Reproduce the material in full, exactly as written.

Lines of data:
▬▬▬▬▬▬▬▬▬▬

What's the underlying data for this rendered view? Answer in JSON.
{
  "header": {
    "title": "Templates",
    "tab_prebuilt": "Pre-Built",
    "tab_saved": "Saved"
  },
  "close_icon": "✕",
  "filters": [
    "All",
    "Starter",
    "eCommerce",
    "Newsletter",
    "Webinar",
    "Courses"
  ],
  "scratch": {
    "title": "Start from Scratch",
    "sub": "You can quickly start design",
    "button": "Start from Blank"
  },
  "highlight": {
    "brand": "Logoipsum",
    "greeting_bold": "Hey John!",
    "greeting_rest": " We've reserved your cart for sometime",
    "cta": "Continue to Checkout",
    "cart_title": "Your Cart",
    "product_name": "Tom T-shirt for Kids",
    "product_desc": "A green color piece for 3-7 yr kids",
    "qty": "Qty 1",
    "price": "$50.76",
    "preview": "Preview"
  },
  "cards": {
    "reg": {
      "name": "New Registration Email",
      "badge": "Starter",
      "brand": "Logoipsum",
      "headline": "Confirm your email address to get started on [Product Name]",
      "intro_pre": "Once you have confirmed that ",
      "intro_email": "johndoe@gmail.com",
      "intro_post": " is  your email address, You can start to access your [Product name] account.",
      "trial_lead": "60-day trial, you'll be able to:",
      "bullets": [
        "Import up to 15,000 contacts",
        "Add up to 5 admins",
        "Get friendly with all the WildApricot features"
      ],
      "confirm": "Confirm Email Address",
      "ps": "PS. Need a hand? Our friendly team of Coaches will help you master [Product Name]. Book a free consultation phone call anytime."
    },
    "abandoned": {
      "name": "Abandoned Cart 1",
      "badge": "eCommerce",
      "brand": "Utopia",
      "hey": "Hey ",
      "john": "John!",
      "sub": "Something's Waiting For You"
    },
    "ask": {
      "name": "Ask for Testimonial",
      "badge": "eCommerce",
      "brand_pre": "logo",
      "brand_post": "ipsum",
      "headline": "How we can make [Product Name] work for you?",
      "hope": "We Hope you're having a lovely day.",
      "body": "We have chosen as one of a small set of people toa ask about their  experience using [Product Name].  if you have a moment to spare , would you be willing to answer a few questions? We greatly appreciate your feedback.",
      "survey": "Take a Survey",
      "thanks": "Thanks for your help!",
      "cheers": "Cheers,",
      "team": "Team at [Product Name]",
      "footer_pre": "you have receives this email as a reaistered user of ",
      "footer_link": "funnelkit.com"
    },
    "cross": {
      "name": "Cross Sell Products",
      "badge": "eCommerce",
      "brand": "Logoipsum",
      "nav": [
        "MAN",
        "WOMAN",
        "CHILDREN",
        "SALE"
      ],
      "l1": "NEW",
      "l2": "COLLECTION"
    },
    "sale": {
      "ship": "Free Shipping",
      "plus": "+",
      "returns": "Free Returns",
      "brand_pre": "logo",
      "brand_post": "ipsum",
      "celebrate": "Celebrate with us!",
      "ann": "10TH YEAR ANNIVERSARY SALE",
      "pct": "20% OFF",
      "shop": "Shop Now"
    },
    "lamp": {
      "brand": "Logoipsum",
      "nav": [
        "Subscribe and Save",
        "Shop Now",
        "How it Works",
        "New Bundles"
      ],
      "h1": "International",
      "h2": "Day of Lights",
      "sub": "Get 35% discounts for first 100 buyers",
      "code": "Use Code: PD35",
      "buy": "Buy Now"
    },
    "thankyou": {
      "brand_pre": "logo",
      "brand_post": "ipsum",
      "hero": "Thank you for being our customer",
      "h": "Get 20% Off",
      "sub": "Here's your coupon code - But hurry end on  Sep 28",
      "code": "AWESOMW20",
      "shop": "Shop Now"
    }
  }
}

▬▬▬▬▬▬▬▬▬▬

■ Result ■
What's the underlying data for this rendered view? Answer in JSON.
{
  "header": {
    "title": "Templates",
    "tab_prebuilt": "Pre-Built",
    "tab_saved": "Saved"
  },
  "close_icon": "✕",
  "filters": [
    "All",
    "Starter",
    "eCommerce",
    "Newsletter",
    "Webinar",
    "Courses"
  ],
  "scratch": {
    "title": "Start from Scratch",
    "sub": "You can quickly start design",
    "button": "Start from Blank"
  },
  "highlight": {
    "brand": "Logoipsum",
    "greeting_bold": "Hey John!",
    "greeting_rest": " We've reserved your cart for sometime",
    "cta": "Continue to Checkout",
    "cart_title": "Your Cart",
    "product_name": "Tom T-shirt for Kids",
    "product_desc": "A green color piece for 3-7 yr kids",
    "qty": "Qty 1",
    "price": "$50.76",
    "preview": "Preview"
  },
  "cards": {
    "reg": {
      "name": "New Registration Email",
      "badge": "Starter",
      "brand": "Logoipsum",
      "headline": "Confirm your email address to get started on [Product Name]",
      "intro_pre": "Once you have confirmed that ",
      "intro_email": "johndoe@gmail.com",
      "intro_post": " is  your email address, You can start to access your [Product name] account.",
      "trial_lead": "60-day trial, you'll be able to:",
      "bullets": [
        "Import up to 15,000 contacts",
        "Add up to 5 admins",
        "Get friendly with all the WildApricot features"
      ],
      "confirm": "Confirm Email Address",
      "ps": "PS. Need a hand? Our friendly team of Coaches will help you master [Product Name]. Book a free consultation phone call anytime."
    },
    "abandoned": {
      "name": "Abandoned Cart 1",
      "badge": "eCommerce",
      "brand": "Utopia",
      "hey": "Hey ",
      "john": "John!",
      "sub": "Something's Waiting For You"
    },
    "ask": {
      "name": "Ask for Testimonial",
      "badge": "eCommerce",
      "brand_pre": "logo",
      "brand_post": "ipsum",
      "headline": "How we can make [Product Name] work for you?",
      "hope": "We Hope you're having a lovely day.",
      "body": "We have chosen as one of a small set of people toa ask about their  experience using [Product Name].  if you have a moment to spare , would you be willing to answer a few questions? We greatly appreciate your feedback.",
      "survey": "Take a Survey",
      "thanks": "Thanks for your help!",
      "cheers": "Cheers,",
      "team": "Team at [Product Name]",
      "footer_pre": "you have receives this email as a reaistered user of ",
      "footer_link": "funnelkit.com"
    },
    "cross": {
      "name": "Cross Sell Products",
      "badge": "eCommerce",
      "brand": "Logoipsum",
      "nav": [
        "MAN",
        "WOMAN",
        "CHILDREN",
        "SALE"
      ],
      "l1": "NEW",
      "l2": "COLLECTION"
    },
    "sale": {
      "ship": "Free Shipping",
      "plus": "+",
      "returns": "Free Returns",
      "brand_pre": "logo",
      "brand_post": "ipsum",
      "celebrate": "Celebrate with us!",
      "ann": "10TH YEAR ANNIVERSARY SALE",
      "pct": "20% OFF",
      "shop": "Shop Now"
    },
    "lamp": {
      "brand": "Logoipsum",
      "nav": [
        "Subscribe and Save",
        "Shop Now",
        "How it Works",
        "New Bundles"
      ],
      "h1": "International",
      "h2": "Day of Lights",
      "sub": "Get 35% discounts for first 100 buyers",
      "code": "Use Code: PD35",
      "buy": "Buy Now"
    },
    "thankyou": {
      "brand_pre": "logo",
      "brand_post": "ipsum",
      "hero": "Thank you for being our customer",
      "h": "Get 20% Off",
      "sub": "Here's your coupon code - But hurry end on  Sep 28",
      "code": "AWESOMW20",
      "shop": "Shop Now"
    }
  }
}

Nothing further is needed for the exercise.